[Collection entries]

========================================

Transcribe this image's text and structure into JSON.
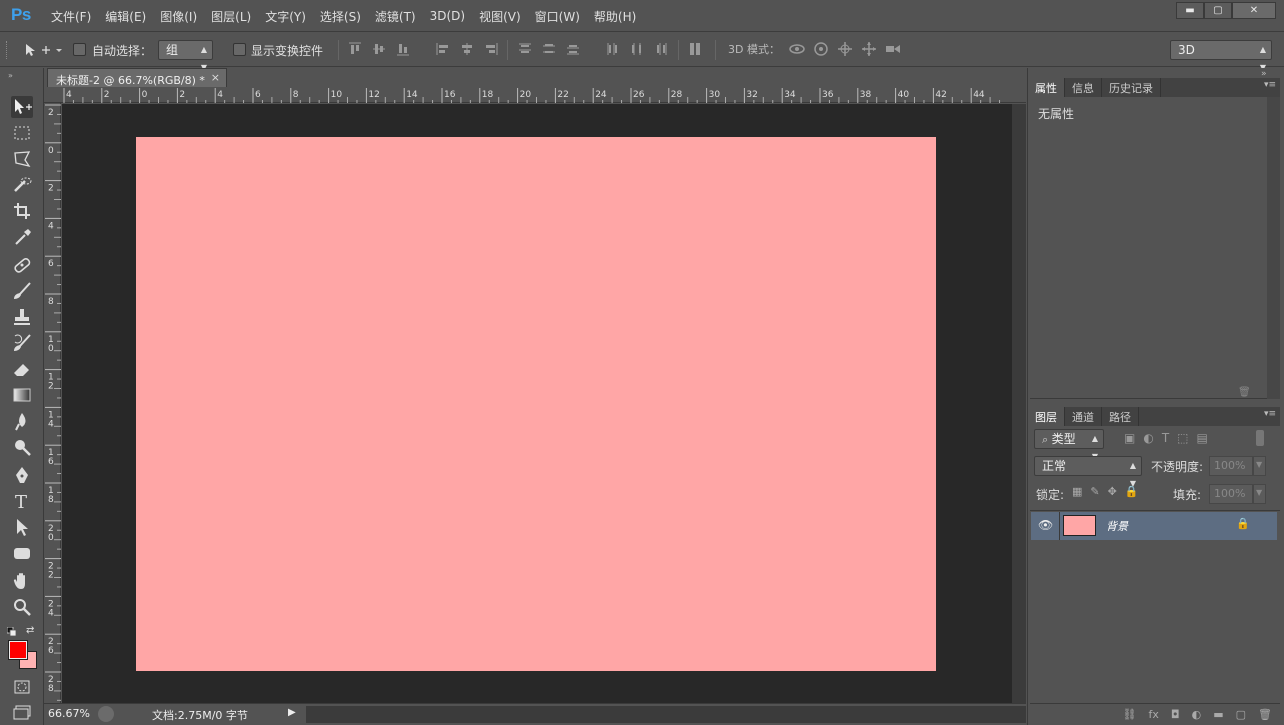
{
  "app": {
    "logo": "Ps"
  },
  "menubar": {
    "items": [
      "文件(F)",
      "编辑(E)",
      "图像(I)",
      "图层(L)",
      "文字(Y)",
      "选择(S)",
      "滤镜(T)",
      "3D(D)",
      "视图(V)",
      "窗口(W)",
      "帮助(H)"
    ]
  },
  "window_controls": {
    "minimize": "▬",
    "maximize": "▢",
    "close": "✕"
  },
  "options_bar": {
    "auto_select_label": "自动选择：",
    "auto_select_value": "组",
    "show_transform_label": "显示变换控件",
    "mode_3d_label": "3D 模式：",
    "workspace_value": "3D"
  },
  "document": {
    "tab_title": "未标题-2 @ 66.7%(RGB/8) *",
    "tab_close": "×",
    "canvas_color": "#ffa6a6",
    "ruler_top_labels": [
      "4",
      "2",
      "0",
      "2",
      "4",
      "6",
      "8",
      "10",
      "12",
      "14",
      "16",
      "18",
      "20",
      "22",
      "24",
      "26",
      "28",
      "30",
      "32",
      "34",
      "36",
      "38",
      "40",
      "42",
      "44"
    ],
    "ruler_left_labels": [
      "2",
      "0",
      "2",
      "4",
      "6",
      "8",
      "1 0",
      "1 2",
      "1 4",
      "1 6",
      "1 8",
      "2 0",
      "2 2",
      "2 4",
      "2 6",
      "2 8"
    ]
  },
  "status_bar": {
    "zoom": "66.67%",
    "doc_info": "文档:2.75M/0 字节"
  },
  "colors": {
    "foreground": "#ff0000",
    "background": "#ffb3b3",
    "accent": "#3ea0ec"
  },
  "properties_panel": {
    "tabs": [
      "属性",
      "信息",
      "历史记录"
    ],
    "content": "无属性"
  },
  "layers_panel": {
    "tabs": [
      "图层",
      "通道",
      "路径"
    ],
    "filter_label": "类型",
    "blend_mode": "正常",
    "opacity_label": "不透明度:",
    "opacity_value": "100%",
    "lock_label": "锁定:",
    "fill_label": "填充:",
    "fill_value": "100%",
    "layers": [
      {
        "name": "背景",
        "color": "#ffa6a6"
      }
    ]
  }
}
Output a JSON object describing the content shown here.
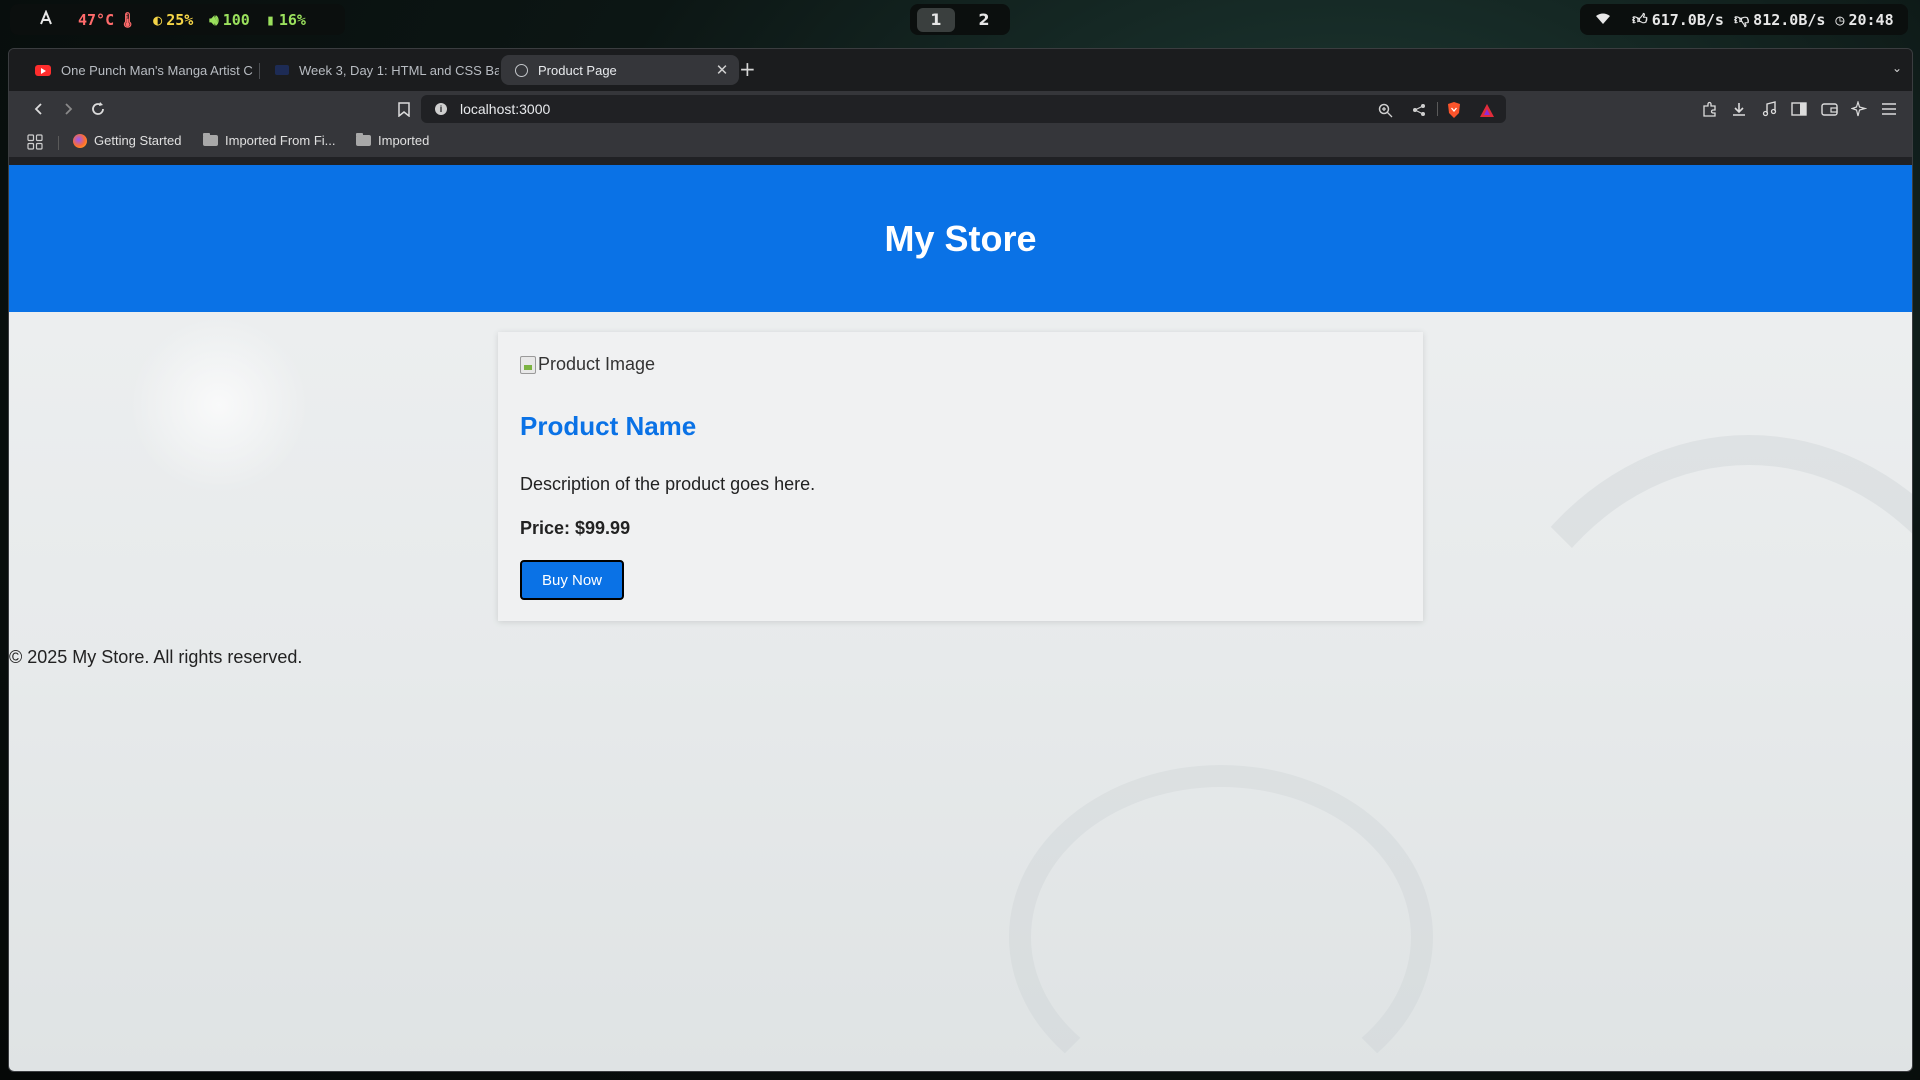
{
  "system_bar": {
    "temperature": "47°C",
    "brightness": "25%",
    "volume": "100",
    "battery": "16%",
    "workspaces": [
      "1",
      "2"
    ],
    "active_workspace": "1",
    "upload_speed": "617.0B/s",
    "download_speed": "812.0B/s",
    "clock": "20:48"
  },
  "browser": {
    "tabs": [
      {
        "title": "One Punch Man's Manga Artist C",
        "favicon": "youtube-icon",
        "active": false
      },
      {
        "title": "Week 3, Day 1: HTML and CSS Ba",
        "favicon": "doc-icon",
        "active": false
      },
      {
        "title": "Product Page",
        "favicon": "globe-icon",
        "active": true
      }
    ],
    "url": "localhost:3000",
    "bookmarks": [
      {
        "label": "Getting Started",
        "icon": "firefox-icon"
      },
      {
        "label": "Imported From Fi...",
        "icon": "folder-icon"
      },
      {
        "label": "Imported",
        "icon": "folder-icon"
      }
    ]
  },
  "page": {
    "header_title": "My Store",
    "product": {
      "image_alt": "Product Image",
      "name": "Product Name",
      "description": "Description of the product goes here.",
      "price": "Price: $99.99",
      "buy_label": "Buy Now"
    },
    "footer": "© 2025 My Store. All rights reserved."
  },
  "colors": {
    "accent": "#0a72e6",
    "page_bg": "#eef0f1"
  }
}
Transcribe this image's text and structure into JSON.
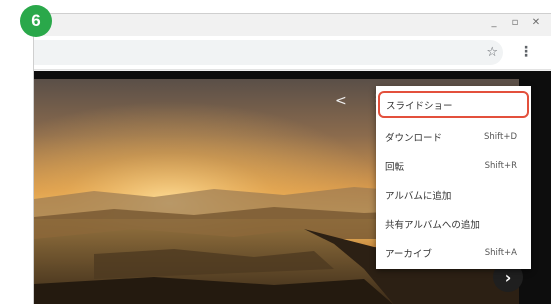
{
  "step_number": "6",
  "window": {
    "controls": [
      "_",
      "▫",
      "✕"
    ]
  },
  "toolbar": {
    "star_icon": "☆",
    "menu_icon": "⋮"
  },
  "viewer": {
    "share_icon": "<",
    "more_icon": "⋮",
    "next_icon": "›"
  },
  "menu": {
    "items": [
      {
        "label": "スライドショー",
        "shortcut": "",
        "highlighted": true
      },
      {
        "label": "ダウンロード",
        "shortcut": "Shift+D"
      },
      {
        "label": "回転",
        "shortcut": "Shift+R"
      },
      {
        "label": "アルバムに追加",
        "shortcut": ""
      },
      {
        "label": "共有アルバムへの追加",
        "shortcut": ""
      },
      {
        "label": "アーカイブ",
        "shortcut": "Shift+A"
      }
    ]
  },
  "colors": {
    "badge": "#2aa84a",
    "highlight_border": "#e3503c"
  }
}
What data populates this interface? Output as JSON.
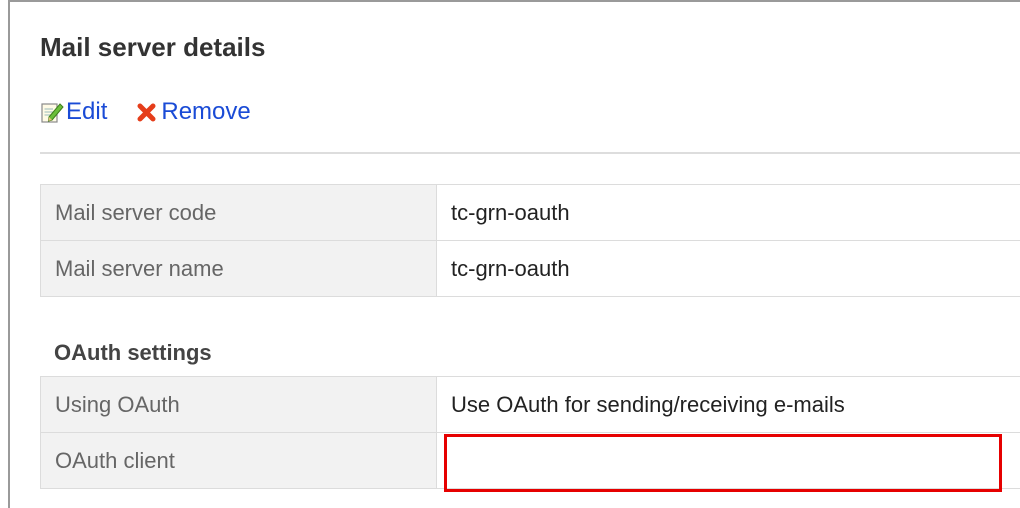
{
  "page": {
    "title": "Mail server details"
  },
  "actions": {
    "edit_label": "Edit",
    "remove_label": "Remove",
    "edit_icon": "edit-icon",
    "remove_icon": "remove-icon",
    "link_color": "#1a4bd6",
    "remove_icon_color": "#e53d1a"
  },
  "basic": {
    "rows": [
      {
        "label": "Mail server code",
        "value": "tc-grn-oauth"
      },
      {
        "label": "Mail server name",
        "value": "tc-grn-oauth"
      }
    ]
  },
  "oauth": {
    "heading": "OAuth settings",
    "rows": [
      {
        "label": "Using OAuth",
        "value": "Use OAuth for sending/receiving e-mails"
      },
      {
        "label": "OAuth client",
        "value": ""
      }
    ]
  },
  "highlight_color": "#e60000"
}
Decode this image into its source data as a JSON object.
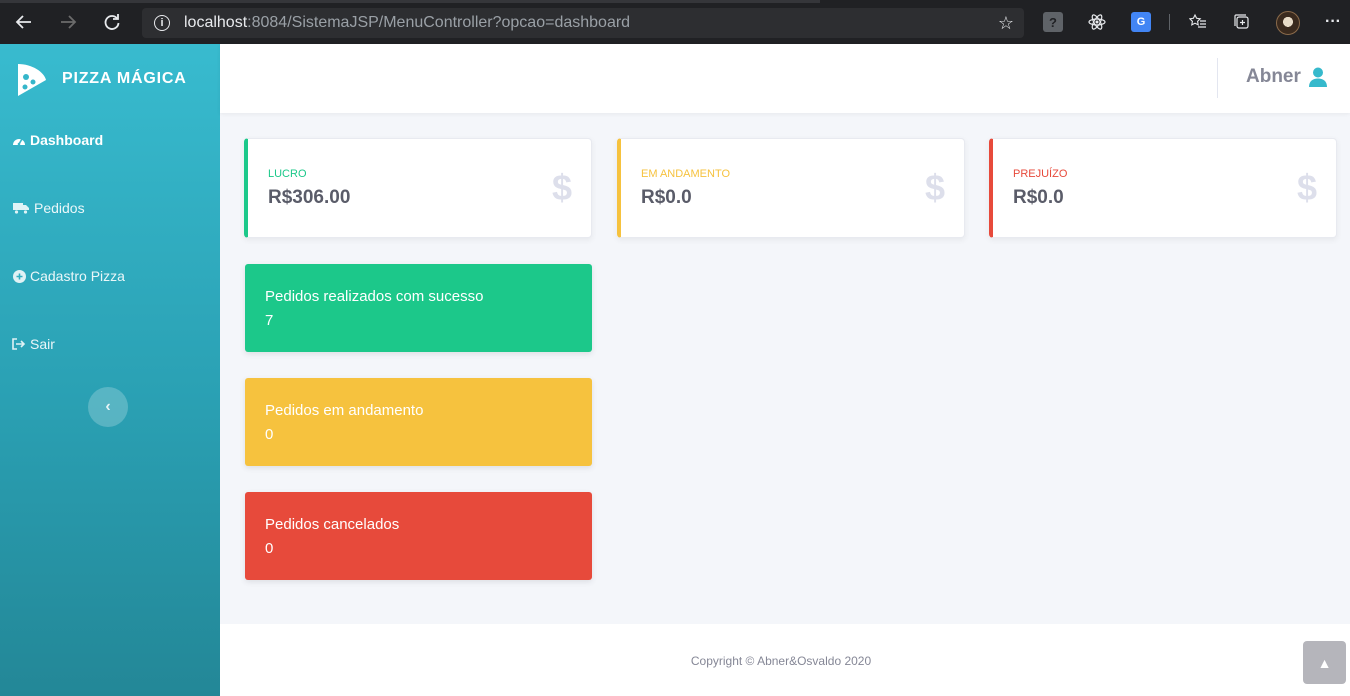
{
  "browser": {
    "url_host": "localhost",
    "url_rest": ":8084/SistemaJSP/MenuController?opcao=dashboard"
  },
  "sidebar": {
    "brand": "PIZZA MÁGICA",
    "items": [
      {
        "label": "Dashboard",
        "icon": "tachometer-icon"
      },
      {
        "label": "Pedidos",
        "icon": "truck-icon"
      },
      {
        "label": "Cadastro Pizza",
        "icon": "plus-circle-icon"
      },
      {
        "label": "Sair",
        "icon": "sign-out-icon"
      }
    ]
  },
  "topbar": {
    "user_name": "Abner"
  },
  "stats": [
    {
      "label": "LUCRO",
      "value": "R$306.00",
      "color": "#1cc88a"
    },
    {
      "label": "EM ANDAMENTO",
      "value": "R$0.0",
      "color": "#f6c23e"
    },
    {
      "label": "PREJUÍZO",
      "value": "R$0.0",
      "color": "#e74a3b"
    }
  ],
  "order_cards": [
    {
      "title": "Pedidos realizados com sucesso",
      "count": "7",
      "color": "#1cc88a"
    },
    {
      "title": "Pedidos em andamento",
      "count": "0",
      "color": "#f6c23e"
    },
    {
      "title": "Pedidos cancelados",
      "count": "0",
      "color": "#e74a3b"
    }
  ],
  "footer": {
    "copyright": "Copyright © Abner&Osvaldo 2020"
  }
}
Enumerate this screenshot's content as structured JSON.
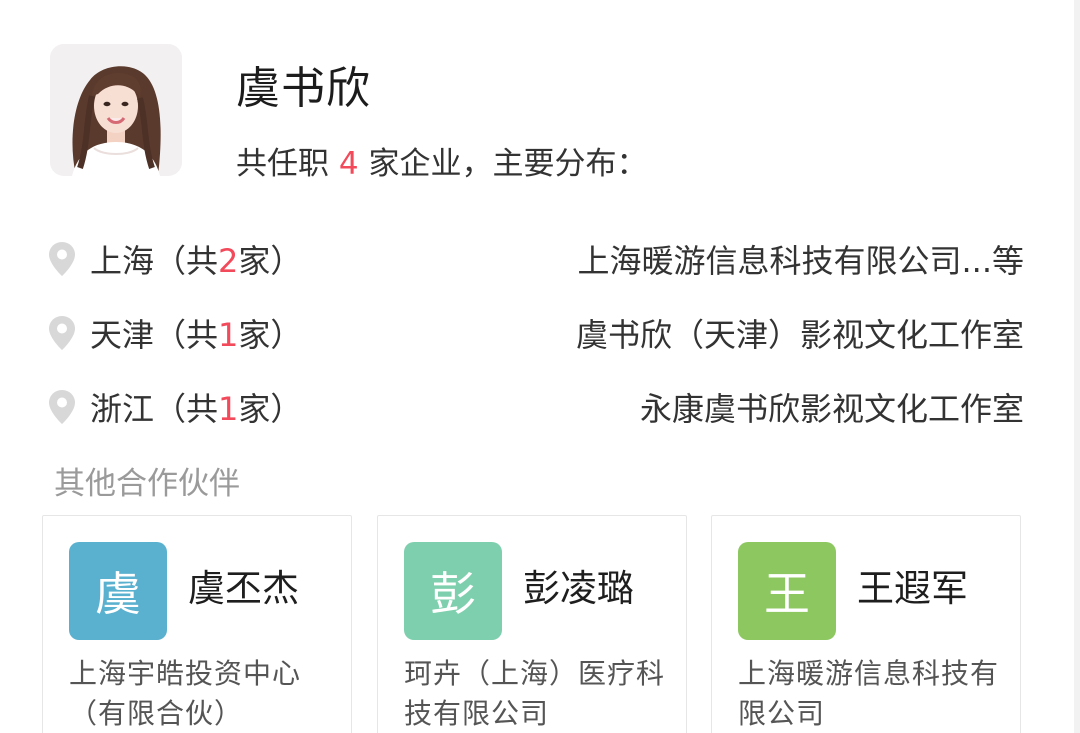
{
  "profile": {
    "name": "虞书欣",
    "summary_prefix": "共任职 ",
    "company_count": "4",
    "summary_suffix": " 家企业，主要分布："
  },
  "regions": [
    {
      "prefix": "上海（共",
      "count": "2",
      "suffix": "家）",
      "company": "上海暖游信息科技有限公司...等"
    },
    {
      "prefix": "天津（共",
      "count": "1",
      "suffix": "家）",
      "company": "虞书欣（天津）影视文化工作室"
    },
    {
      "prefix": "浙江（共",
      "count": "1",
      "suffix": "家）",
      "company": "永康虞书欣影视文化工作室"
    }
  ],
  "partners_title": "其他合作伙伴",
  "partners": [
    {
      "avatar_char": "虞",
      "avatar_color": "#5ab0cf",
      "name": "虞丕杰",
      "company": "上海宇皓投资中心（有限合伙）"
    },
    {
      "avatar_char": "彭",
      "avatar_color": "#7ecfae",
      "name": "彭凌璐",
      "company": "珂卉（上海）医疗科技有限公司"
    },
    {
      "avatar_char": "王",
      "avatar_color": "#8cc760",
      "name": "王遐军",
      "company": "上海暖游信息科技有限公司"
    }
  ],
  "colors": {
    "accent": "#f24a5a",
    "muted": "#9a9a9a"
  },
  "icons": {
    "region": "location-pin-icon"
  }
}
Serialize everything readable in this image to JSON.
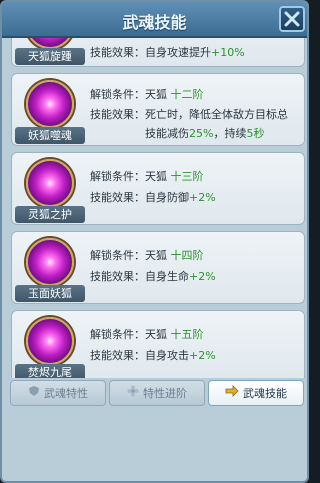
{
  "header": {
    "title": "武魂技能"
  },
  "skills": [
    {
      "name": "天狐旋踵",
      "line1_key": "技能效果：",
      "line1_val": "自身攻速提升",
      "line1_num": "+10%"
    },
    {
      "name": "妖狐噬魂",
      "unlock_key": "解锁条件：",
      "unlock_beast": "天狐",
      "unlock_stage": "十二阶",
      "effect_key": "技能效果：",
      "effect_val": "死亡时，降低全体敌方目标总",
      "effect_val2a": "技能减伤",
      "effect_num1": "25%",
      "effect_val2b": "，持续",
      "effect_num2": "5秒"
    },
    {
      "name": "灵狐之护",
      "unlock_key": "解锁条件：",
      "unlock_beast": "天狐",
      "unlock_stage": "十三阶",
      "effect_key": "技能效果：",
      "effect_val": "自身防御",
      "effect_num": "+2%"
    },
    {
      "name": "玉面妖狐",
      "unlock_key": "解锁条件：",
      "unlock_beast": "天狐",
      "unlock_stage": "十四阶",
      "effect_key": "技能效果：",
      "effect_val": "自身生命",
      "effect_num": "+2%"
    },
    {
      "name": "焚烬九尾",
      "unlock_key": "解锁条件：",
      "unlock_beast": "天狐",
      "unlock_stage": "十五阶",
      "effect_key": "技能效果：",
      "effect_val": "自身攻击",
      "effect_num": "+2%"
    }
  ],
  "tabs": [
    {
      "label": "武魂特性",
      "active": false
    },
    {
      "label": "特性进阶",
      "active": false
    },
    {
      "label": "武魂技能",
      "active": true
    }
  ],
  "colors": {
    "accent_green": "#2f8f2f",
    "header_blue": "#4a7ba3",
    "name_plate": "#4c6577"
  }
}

========================================

- **Goal**
Where a line in the material contains "Output", copy that line.

- **Response to the task**
Output a JSON object describing the content shown here.
What data populates this interface? Output as JSON.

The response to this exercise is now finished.